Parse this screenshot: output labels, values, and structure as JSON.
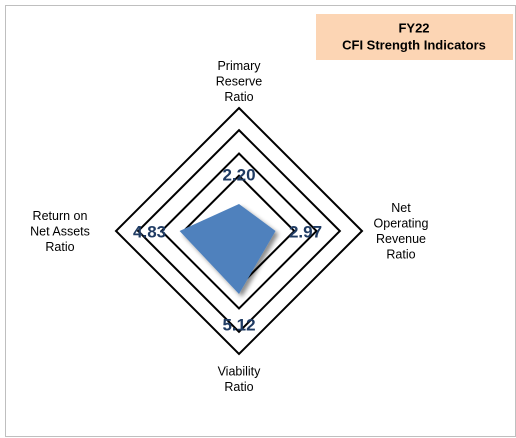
{
  "chart_data": {
    "type": "radar",
    "title": "FY22",
    "subtitle": "CFI  Strength Indicators",
    "categories": [
      [
        "Primary",
        "Reserve",
        "Ratio"
      ],
      [
        "Net",
        "Operating",
        "Revenue",
        "Ratio"
      ],
      [
        "Viability",
        "Ratio"
      ],
      [
        "Return on",
        "Net Assets",
        "Ratio"
      ]
    ],
    "values": [
      2.2,
      2.97,
      5.12,
      4.83
    ],
    "value_labels": [
      "2.20",
      "2.97",
      "5.12",
      "4.83"
    ],
    "color": "#4f81bd",
    "rlim": [
      0,
      10
    ],
    "rticks": [
      4.5,
      6.3,
      8.2,
      10
    ],
    "grid": true
  }
}
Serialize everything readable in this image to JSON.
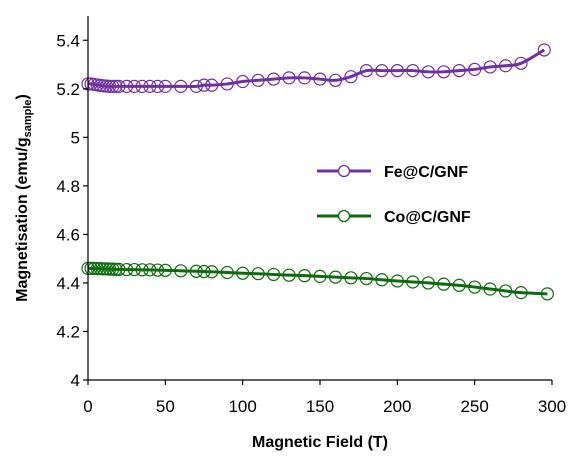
{
  "chart_data": {
    "type": "line",
    "xlabel": "Magnetic Field (T)",
    "ylabel": {
      "main": "Magnetisation (emu/g",
      "sub": "sample",
      "close": ")"
    },
    "xlim": [
      0,
      300
    ],
    "ylim": [
      4,
      5.5
    ],
    "xticks": [
      0,
      50,
      100,
      150,
      200,
      250,
      300
    ],
    "yticks": [
      4,
      4.2,
      4.4,
      4.6,
      4.8,
      5,
      5.2,
      5.4
    ],
    "ytick_labels": [
      "4",
      "4.2",
      "4.4",
      "4.6",
      "4.8",
      "5",
      "5.2",
      "5.4"
    ],
    "grid": false,
    "legend_position": "center-right",
    "series": [
      {
        "name": "Fe@C/GNF",
        "color": "#7030a0",
        "marker": "open-circle",
        "x": [
          0,
          2,
          4,
          6,
          8,
          10,
          12,
          14,
          16,
          18,
          20,
          25,
          30,
          35,
          40,
          45,
          50,
          60,
          70,
          75,
          80,
          90,
          100,
          110,
          120,
          130,
          140,
          150,
          160,
          170,
          180,
          190,
          200,
          210,
          220,
          230,
          240,
          250,
          260,
          270,
          280,
          295
        ],
        "values": [
          5.22,
          5.22,
          5.218,
          5.216,
          5.214,
          5.212,
          5.211,
          5.21,
          5.21,
          5.21,
          5.21,
          5.21,
          5.21,
          5.21,
          5.21,
          5.21,
          5.21,
          5.21,
          5.21,
          5.215,
          5.215,
          5.22,
          5.23,
          5.235,
          5.24,
          5.245,
          5.245,
          5.24,
          5.235,
          5.25,
          5.275,
          5.275,
          5.275,
          5.275,
          5.27,
          5.27,
          5.275,
          5.28,
          5.29,
          5.295,
          5.305,
          5.36
        ]
      },
      {
        "name": "Co@C/GNF",
        "color": "#0f6a0f",
        "marker": "open-circle",
        "x": [
          0,
          2,
          4,
          6,
          8,
          10,
          12,
          14,
          16,
          18,
          20,
          25,
          30,
          35,
          40,
          45,
          50,
          60,
          70,
          75,
          80,
          90,
          100,
          110,
          120,
          130,
          140,
          150,
          160,
          170,
          180,
          190,
          200,
          210,
          220,
          230,
          240,
          250,
          260,
          270,
          280,
          297
        ],
        "values": [
          4.46,
          4.46,
          4.46,
          4.459,
          4.459,
          4.458,
          4.458,
          4.457,
          4.457,
          4.456,
          4.456,
          4.455,
          4.455,
          4.454,
          4.454,
          4.453,
          4.452,
          4.45,
          4.448,
          4.447,
          4.446,
          4.443,
          4.44,
          4.438,
          4.435,
          4.432,
          4.43,
          4.427,
          4.424,
          4.421,
          4.418,
          4.413,
          4.408,
          4.404,
          4.4,
          4.395,
          4.39,
          4.383,
          4.375,
          4.367,
          4.36,
          4.355
        ]
      }
    ]
  }
}
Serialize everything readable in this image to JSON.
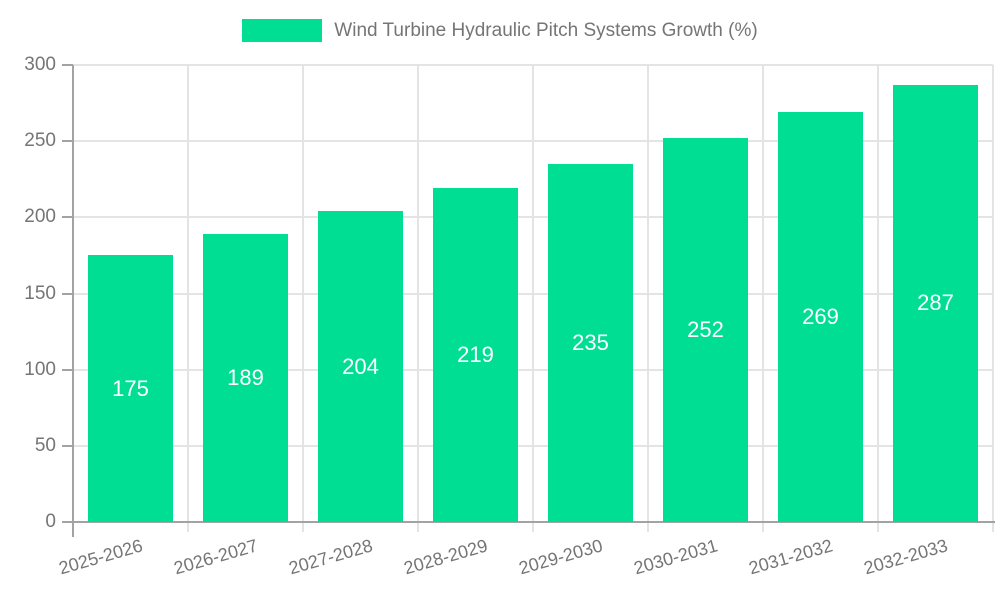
{
  "legend": {
    "label": "Wind Turbine Hydraulic Pitch Systems Growth (%)"
  },
  "chart_data": {
    "type": "bar",
    "title": "Wind Turbine Hydraulic Pitch Systems Growth (%)",
    "series_name": "Wind Turbine Hydraulic Pitch Systems Growth (%)",
    "categories": [
      "2025-2026",
      "2026-2027",
      "2027-2028",
      "2028-2029",
      "2029-2030",
      "2030-2031",
      "2031-2032",
      "2032-2033"
    ],
    "values": [
      175,
      189,
      204,
      219,
      235,
      252,
      269,
      287
    ],
    "value_labels": [
      "175",
      "189",
      "204",
      "219",
      "235",
      "252",
      "269",
      "287"
    ],
    "xlabel": "",
    "ylabel": "",
    "ylim": [
      0,
      300
    ],
    "yticks": [
      0,
      50,
      100,
      150,
      200,
      250,
      300
    ],
    "grid": true,
    "legend_position": "top-center",
    "x_tick_rotation_deg": -16,
    "colors": {
      "bar": "#00DE94",
      "value_label": "#ffffff",
      "grid": "#E4E4E4",
      "axis": "#A3A3A3",
      "tick_text": "#757575"
    }
  }
}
* * * * * * * * *
Exercise.
Quote every record above exactly, omitting any pictures they contain.

Answer to the task.
Parse this screenshot: output labels, values, and structure as JSON.
{
  "chart_data": {
    "type": "radar",
    "title": "FY22",
    "subtitle": "CFI  Strength Indicators",
    "categories": [
      [
        "Primary",
        "Reserve",
        "Ratio"
      ],
      [
        "Net",
        "Operating",
        "Revenue",
        "Ratio"
      ],
      [
        "Viability",
        "Ratio"
      ],
      [
        "Return on",
        "Net Assets",
        "Ratio"
      ]
    ],
    "values": [
      2.2,
      2.97,
      5.12,
      4.83
    ],
    "value_labels": [
      "2.20",
      "2.97",
      "5.12",
      "4.83"
    ],
    "color": "#4f81bd",
    "rlim": [
      0,
      10
    ],
    "rticks": [
      4.5,
      6.3,
      8.2,
      10
    ],
    "grid": true
  }
}
Serialize everything readable in this image to JSON.
{
  "chart_data": {
    "type": "line",
    "xlabel": "Magnetic Field (T)",
    "ylabel": {
      "main": "Magnetisation (emu/g",
      "sub": "sample",
      "close": ")"
    },
    "xlim": [
      0,
      300
    ],
    "ylim": [
      4,
      5.5
    ],
    "xticks": [
      0,
      50,
      100,
      150,
      200,
      250,
      300
    ],
    "yticks": [
      4,
      4.2,
      4.4,
      4.6,
      4.8,
      5,
      5.2,
      5.4
    ],
    "ytick_labels": [
      "4",
      "4.2",
      "4.4",
      "4.6",
      "4.8",
      "5",
      "5.2",
      "5.4"
    ],
    "grid": false,
    "legend_position": "center-right",
    "series": [
      {
        "name": "Fe@C/GNF",
        "color": "#7030a0",
        "marker": "open-circle",
        "x": [
          0,
          2,
          4,
          6,
          8,
          10,
          12,
          14,
          16,
          18,
          20,
          25,
          30,
          35,
          40,
          45,
          50,
          60,
          70,
          75,
          80,
          90,
          100,
          110,
          120,
          130,
          140,
          150,
          160,
          170,
          180,
          190,
          200,
          210,
          220,
          230,
          240,
          250,
          260,
          270,
          280,
          295
        ],
        "values": [
          5.22,
          5.22,
          5.218,
          5.216,
          5.214,
          5.212,
          5.211,
          5.21,
          5.21,
          5.21,
          5.21,
          5.21,
          5.21,
          5.21,
          5.21,
          5.21,
          5.21,
          5.21,
          5.21,
          5.215,
          5.215,
          5.22,
          5.23,
          5.235,
          5.24,
          5.245,
          5.245,
          5.24,
          5.235,
          5.25,
          5.275,
          5.275,
          5.275,
          5.275,
          5.27,
          5.27,
          5.275,
          5.28,
          5.29,
          5.295,
          5.305,
          5.36
        ]
      },
      {
        "name": "Co@C/GNF",
        "color": "#0f6a0f",
        "marker": "open-circle",
        "x": [
          0,
          2,
          4,
          6,
          8,
          10,
          12,
          14,
          16,
          18,
          20,
          25,
          30,
          35,
          40,
          45,
          50,
          60,
          70,
          75,
          80,
          90,
          100,
          110,
          120,
          130,
          140,
          150,
          160,
          170,
          180,
          190,
          200,
          210,
          220,
          230,
          240,
          250,
          260,
          270,
          280,
          297
        ],
        "values": [
          4.46,
          4.46,
          4.46,
          4.459,
          4.459,
          4.458,
          4.458,
          4.457,
          4.457,
          4.456,
          4.456,
          4.455,
          4.455,
          4.454,
          4.454,
          4.453,
          4.452,
          4.45,
          4.448,
          4.447,
          4.446,
          4.443,
          4.44,
          4.438,
          4.435,
          4.432,
          4.43,
          4.427,
          4.424,
          4.421,
          4.418,
          4.413,
          4.408,
          4.404,
          4.4,
          4.395,
          4.39,
          4.383,
          4.375,
          4.367,
          4.36,
          4.355
        ]
      }
    ]
  }
}
Serialize everything readable in this image to JSON.
{
  "legend": {
    "label": "Wind Turbine Hydraulic Pitch Systems Growth (%)"
  },
  "chart_data": {
    "type": "bar",
    "title": "Wind Turbine Hydraulic Pitch Systems Growth (%)",
    "series_name": "Wind Turbine Hydraulic Pitch Systems Growth (%)",
    "categories": [
      "2025-2026",
      "2026-2027",
      "2027-2028",
      "2028-2029",
      "2029-2030",
      "2030-2031",
      "2031-2032",
      "2032-2033"
    ],
    "values": [
      175,
      189,
      204,
      219,
      235,
      252,
      269,
      287
    ],
    "value_labels": [
      "175",
      "189",
      "204",
      "219",
      "235",
      "252",
      "269",
      "287"
    ],
    "xlabel": "",
    "ylabel": "",
    "ylim": [
      0,
      300
    ],
    "yticks": [
      0,
      50,
      100,
      150,
      200,
      250,
      300
    ],
    "grid": true,
    "legend_position": "top-center",
    "x_tick_rotation_deg": -16,
    "colors": {
      "bar": "#00DE94",
      "value_label": "#ffffff",
      "grid": "#E4E4E4",
      "axis": "#A3A3A3",
      "tick_text": "#757575"
    }
  }
}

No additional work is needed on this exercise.